» **TASK INPUTS**:
▼▼▼
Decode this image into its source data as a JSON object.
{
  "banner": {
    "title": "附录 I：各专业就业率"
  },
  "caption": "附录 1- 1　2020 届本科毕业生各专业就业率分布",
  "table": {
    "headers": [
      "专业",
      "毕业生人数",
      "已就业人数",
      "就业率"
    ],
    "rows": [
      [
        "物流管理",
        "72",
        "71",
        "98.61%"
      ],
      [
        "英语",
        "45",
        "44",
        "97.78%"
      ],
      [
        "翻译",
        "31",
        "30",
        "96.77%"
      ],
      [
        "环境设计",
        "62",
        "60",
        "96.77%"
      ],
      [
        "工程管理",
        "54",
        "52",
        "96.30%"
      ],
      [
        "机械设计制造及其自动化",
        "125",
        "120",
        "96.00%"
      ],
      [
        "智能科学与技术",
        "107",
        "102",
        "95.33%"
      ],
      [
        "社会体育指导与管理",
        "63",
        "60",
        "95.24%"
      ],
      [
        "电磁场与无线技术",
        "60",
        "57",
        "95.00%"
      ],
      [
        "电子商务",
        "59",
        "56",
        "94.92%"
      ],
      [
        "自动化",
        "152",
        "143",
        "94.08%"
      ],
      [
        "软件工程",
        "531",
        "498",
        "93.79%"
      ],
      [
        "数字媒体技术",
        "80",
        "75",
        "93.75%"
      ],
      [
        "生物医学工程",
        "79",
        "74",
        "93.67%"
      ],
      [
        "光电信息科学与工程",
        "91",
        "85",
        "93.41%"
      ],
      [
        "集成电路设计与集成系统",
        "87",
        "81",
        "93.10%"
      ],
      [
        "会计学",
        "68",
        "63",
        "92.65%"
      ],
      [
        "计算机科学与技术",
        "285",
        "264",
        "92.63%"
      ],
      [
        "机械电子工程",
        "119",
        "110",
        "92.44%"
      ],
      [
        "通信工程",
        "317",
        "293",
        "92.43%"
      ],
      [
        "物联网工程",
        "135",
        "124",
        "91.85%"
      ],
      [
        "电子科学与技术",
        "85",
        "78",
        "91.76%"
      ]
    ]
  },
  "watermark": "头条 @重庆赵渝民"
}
▲▲▲
The lines above should be duplicated exactly.

Decode this image into its source data as a JSON object.
{
  "banner": {
    "title": "附录 I：各专业就业率"
  },
  "caption": "附录 1- 1　2020 届本科毕业生各专业就业率分布",
  "table": {
    "headers": [
      "专业",
      "毕业生人数",
      "已就业人数",
      "就业率"
    ],
    "rows": [
      [
        "物流管理",
        "72",
        "71",
        "98.61%"
      ],
      [
        "英语",
        "45",
        "44",
        "97.78%"
      ],
      [
        "翻译",
        "31",
        "30",
        "96.77%"
      ],
      [
        "环境设计",
        "62",
        "60",
        "96.77%"
      ],
      [
        "工程管理",
        "54",
        "52",
        "96.30%"
      ],
      [
        "机械设计制造及其自动化",
        "125",
        "120",
        "96.00%"
      ],
      [
        "智能科学与技术",
        "107",
        "102",
        "95.33%"
      ],
      [
        "社会体育指导与管理",
        "63",
        "60",
        "95.24%"
      ],
      [
        "电磁场与无线技术",
        "60",
        "57",
        "95.00%"
      ],
      [
        "电子商务",
        "59",
        "56",
        "94.92%"
      ],
      [
        "自动化",
        "152",
        "143",
        "94.08%"
      ],
      [
        "软件工程",
        "531",
        "498",
        "93.79%"
      ],
      [
        "数字媒体技术",
        "80",
        "75",
        "93.75%"
      ],
      [
        "生物医学工程",
        "79",
        "74",
        "93.67%"
      ],
      [
        "光电信息科学与工程",
        "91",
        "85",
        "93.41%"
      ],
      [
        "集成电路设计与集成系统",
        "87",
        "81",
        "93.10%"
      ],
      [
        "会计学",
        "68",
        "63",
        "92.65%"
      ],
      [
        "计算机科学与技术",
        "285",
        "264",
        "92.63%"
      ],
      [
        "机械电子工程",
        "119",
        "110",
        "92.44%"
      ],
      [
        "通信工程",
        "317",
        "293",
        "92.43%"
      ],
      [
        "物联网工程",
        "135",
        "124",
        "91.85%"
      ],
      [
        "电子科学与技术",
        "85",
        "78",
        "91.76%"
      ]
    ]
  },
  "watermark": "头条 @重庆赵渝民"
}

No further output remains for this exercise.